[Entries taken from a collection]
::::

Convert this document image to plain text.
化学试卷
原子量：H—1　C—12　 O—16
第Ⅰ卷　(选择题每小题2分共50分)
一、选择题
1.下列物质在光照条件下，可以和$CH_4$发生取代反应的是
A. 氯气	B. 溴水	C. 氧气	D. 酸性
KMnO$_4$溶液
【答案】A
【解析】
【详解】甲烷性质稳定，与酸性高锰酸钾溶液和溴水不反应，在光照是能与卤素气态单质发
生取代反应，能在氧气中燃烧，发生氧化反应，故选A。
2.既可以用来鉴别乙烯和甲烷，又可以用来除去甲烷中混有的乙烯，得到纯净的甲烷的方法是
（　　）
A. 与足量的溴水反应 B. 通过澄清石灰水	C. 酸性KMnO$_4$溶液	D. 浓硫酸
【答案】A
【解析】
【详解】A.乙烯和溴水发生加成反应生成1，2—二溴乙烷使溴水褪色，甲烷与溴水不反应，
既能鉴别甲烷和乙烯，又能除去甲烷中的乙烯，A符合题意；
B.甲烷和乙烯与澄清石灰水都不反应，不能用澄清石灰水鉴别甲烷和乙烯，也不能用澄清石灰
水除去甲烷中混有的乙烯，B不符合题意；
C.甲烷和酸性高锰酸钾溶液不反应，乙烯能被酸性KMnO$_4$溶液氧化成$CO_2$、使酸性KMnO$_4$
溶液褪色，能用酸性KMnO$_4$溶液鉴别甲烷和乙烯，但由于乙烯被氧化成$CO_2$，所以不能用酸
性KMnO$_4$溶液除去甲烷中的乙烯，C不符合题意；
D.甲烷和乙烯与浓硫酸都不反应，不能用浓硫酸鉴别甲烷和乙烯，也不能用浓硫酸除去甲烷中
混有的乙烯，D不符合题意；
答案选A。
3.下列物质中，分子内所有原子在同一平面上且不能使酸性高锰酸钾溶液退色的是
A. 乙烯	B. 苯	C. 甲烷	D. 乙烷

::::

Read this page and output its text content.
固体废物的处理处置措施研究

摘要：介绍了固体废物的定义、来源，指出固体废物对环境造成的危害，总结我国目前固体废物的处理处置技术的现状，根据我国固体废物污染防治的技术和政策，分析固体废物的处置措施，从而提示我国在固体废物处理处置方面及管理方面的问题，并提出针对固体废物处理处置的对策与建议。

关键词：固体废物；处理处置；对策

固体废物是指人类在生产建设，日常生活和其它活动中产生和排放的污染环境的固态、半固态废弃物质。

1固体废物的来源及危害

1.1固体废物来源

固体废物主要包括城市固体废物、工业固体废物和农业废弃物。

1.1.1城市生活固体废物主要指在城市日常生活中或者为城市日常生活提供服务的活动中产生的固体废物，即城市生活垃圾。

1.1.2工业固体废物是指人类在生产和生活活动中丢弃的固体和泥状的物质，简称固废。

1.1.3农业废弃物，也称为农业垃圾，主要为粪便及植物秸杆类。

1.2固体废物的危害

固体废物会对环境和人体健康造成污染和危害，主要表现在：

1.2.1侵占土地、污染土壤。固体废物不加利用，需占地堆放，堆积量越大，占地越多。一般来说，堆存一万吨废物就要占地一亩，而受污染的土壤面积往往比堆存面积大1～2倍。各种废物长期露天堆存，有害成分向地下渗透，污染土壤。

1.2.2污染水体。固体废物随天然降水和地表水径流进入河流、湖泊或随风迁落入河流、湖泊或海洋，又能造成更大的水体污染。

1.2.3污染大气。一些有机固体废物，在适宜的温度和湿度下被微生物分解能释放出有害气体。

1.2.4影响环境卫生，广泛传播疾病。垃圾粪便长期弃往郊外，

::::

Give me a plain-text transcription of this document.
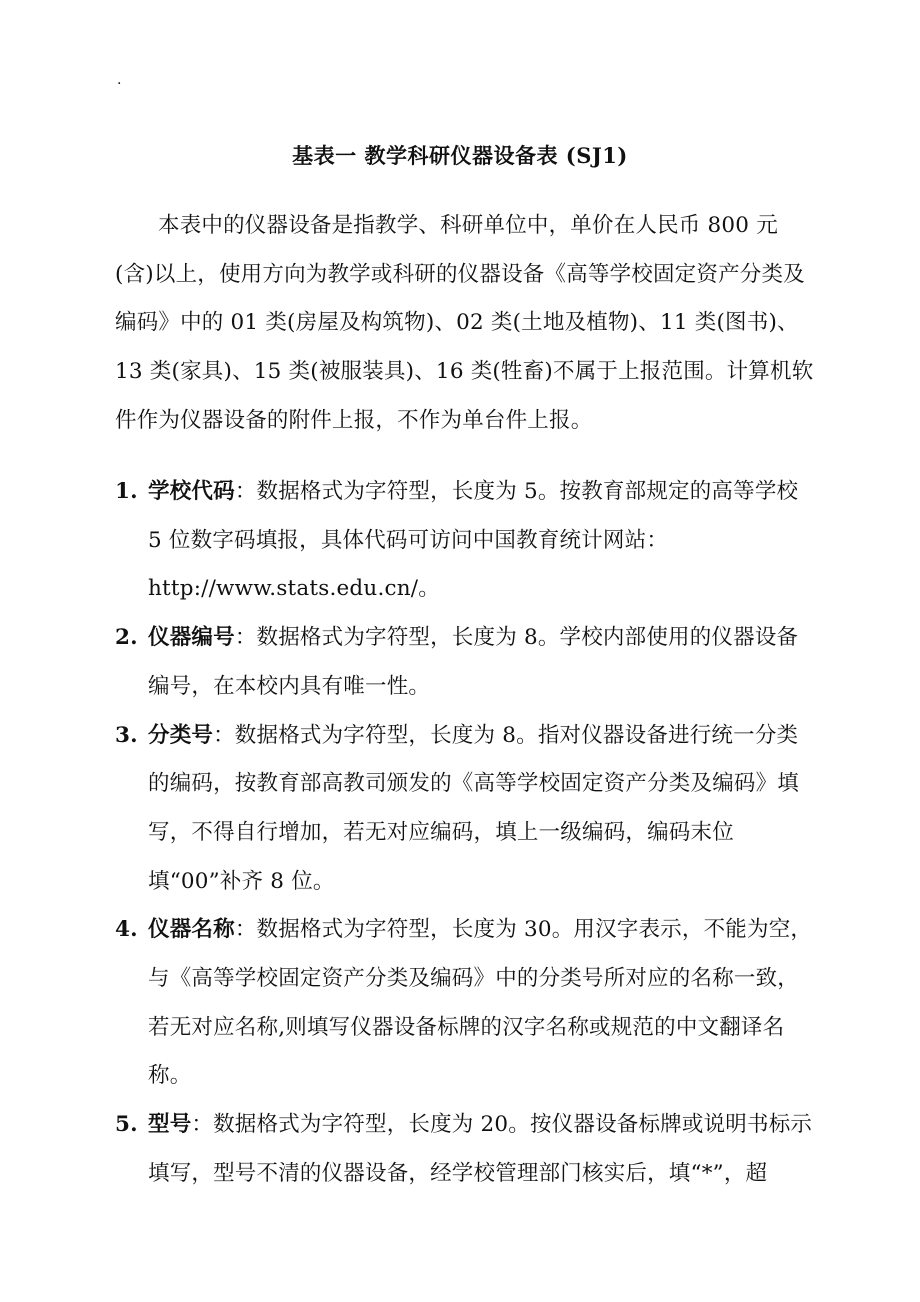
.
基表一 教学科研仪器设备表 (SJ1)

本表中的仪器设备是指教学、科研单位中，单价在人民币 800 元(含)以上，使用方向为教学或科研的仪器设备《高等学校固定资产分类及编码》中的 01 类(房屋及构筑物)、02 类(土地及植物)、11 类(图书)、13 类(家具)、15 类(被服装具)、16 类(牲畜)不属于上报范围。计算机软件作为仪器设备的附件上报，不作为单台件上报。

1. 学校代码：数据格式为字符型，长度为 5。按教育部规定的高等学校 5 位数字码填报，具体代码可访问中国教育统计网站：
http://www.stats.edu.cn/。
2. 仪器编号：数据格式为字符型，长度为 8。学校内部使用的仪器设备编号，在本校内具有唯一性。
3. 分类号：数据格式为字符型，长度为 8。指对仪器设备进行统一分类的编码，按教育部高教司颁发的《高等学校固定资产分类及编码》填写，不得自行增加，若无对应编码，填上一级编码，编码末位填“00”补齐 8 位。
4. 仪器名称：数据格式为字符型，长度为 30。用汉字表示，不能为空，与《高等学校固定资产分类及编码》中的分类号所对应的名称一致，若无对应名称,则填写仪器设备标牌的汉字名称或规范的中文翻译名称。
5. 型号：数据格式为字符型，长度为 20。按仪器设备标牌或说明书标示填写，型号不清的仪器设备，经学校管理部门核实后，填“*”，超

::::

Set exercise: Copy out all lines that carry the word "高等学校固定资产分类及编码".

Exercise result:
本表中的仪器设备是指教学、科研单位中，单价在人民币 800 元(含)以上，使用方向为教学或科研的仪器设备《高等学校固定资产分类及编码》中的 01 类(房屋及构筑物)、02 类(土地及植物)、11 类(图书)、13 类(家具)、15 类(被服装具)、16 类(牲畜)不属于上报范围。计算机软件作为仪器设备的附件上报，不作为单台件上报。
3. 分类号：数据格式为字符型，长度为 8。指对仪器设备进行统一分类的编码，按教育部高教司颁发的《高等学校固定资产分类及编码》填写，不得自行增加，若无对应编码，填上一级编码，编码末位填“00”补齐 8 位。
4. 仪器名称：数据格式为字符型，长度为 30。用汉字表示，不能为空，与《高等学校固定资产分类及编码》中的分类号所对应的名称一致，若无对应名称,则填写仪器设备标牌的汉字名称或规范的中文翻译名称。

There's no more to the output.